Entries with figure data
#####
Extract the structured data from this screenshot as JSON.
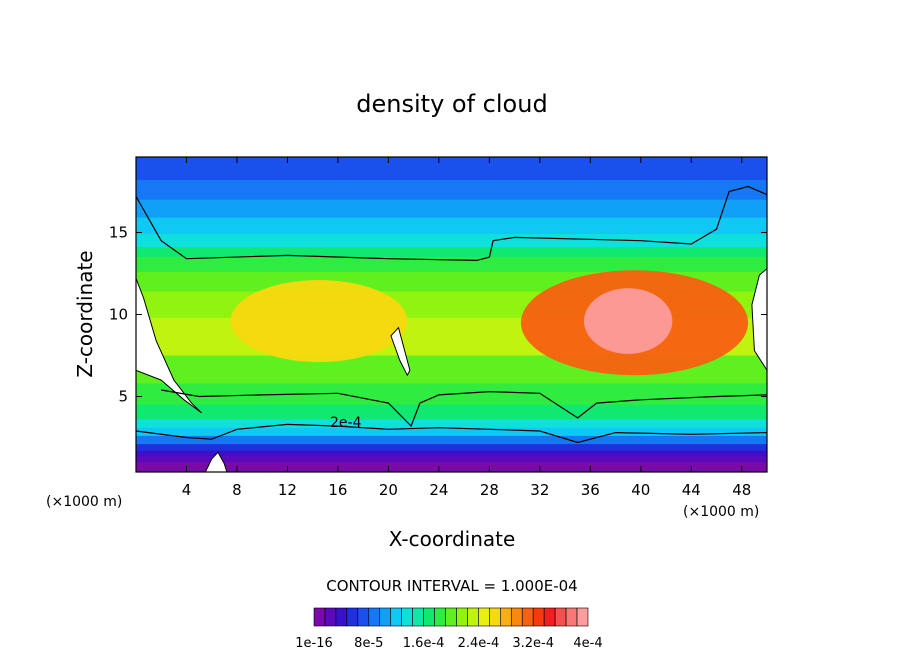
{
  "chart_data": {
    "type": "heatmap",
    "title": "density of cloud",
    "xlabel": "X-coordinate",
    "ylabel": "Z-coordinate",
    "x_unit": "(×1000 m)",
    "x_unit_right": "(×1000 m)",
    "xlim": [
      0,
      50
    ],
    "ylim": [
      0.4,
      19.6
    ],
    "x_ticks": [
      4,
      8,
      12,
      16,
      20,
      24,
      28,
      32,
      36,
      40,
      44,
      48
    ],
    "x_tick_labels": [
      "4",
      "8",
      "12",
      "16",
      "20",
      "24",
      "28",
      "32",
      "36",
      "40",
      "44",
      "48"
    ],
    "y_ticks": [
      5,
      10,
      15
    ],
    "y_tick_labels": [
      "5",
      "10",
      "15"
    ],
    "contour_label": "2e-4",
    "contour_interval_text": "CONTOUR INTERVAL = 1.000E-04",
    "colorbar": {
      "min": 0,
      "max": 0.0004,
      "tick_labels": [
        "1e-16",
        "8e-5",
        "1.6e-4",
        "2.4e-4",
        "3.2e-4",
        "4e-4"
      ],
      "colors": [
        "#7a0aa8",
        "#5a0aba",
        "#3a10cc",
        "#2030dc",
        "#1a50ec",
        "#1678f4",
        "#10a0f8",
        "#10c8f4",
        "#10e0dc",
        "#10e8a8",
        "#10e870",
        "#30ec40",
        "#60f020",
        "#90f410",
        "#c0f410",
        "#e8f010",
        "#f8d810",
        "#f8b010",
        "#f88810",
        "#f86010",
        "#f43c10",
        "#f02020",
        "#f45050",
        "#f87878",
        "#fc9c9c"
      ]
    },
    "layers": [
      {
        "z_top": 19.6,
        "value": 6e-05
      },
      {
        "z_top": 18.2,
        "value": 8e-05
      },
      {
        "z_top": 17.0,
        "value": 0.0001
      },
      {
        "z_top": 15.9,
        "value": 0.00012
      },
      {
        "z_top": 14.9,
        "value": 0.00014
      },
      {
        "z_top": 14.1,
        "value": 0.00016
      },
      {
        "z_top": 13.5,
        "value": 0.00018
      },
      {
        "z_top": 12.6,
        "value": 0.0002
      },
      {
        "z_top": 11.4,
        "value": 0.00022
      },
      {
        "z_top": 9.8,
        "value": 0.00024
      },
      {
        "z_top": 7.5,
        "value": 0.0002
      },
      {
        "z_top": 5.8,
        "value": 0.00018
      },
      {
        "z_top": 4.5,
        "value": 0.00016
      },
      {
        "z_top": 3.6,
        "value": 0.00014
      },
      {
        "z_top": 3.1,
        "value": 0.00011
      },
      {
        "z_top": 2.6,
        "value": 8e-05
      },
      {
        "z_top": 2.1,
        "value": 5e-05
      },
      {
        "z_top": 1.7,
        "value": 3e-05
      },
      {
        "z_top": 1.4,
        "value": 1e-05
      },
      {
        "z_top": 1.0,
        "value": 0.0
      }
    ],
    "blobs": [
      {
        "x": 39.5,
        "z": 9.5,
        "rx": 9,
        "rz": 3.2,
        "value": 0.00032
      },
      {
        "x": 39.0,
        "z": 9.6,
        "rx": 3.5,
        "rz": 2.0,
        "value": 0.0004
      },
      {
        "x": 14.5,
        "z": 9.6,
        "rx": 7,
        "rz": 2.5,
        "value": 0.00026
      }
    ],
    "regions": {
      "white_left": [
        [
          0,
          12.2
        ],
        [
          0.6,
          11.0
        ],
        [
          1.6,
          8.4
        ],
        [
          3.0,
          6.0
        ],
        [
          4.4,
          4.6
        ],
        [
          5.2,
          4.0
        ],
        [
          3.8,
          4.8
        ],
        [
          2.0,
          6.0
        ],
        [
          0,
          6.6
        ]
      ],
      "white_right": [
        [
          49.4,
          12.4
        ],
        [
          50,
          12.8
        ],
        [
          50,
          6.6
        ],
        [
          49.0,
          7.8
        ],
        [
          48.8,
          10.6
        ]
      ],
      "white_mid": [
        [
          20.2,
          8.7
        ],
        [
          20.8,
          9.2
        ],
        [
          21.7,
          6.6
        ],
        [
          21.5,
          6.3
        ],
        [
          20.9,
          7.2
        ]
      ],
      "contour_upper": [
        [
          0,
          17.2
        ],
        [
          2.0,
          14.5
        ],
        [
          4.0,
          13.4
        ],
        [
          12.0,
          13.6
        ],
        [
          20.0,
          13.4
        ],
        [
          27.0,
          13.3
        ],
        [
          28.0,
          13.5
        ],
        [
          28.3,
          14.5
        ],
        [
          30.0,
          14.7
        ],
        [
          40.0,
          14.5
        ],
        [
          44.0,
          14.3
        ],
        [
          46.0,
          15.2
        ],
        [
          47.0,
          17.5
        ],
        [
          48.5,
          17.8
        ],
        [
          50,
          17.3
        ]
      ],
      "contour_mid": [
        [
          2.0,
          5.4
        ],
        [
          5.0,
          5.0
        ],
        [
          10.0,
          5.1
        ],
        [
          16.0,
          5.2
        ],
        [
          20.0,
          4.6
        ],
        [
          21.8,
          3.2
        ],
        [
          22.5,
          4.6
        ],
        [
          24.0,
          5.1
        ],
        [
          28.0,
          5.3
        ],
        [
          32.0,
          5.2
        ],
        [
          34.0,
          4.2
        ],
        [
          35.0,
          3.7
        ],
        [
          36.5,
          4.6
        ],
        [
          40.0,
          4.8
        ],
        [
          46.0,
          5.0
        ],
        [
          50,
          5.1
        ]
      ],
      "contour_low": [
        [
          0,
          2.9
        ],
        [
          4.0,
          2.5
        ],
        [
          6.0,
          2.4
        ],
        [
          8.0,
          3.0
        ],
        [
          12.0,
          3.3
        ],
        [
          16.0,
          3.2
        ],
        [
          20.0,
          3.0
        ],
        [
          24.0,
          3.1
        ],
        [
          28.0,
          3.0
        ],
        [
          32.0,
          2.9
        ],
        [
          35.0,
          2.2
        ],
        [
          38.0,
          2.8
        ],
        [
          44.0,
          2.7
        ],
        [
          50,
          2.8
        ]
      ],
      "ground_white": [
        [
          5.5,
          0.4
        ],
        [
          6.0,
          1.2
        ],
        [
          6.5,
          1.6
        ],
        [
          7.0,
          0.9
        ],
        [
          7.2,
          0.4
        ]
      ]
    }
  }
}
#####
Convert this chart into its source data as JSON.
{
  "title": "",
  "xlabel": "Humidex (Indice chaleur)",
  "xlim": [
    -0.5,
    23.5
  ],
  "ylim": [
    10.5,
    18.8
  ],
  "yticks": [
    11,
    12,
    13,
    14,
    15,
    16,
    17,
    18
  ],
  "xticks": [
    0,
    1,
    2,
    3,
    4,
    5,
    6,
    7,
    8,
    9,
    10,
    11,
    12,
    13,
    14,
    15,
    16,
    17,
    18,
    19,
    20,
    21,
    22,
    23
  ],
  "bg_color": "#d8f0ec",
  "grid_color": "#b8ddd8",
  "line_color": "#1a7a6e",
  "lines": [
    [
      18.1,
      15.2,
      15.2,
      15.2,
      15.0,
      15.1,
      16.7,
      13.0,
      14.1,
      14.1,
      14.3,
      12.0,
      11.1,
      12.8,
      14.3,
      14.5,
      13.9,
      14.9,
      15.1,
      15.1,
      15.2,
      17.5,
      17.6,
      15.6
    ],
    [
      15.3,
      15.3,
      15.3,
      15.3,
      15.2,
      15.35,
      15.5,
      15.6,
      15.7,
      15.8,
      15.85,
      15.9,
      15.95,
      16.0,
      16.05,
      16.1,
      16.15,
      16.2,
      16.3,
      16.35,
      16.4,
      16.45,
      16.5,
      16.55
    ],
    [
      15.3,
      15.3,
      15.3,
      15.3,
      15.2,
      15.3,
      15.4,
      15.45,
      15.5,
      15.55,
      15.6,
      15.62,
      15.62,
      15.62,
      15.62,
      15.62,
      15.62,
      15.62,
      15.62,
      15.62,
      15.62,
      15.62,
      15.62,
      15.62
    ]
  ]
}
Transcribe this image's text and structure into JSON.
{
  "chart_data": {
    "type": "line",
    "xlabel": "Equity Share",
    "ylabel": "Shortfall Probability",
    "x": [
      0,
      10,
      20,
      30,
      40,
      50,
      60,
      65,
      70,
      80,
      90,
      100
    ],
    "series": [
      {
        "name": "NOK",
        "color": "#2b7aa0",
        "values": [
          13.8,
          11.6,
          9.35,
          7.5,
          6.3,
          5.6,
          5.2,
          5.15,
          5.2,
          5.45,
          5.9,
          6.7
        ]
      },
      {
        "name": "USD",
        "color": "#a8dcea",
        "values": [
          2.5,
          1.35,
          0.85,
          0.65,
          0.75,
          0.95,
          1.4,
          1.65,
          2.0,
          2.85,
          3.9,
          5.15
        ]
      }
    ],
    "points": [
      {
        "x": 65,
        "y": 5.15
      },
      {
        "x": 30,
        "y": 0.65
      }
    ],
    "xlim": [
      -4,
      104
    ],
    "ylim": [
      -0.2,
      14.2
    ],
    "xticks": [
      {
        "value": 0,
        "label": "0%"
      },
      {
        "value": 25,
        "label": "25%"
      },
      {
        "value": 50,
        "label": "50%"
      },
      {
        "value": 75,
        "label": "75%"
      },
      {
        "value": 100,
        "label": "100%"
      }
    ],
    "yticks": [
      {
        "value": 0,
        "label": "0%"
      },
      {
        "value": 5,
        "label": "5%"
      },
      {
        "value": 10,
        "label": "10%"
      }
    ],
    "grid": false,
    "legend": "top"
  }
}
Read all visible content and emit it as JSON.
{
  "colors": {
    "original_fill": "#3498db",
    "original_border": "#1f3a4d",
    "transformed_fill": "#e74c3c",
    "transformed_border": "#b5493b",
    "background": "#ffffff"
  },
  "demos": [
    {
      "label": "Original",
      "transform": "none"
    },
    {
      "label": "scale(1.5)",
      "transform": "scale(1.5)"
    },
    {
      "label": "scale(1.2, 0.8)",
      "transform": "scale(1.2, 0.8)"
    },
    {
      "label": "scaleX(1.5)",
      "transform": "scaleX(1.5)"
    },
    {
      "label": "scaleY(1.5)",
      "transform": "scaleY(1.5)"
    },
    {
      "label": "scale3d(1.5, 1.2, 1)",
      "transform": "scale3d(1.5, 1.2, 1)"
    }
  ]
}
#####
Objective >> Find every line containing the word "JSON", then give the total and nothing more.

Written solution >> 4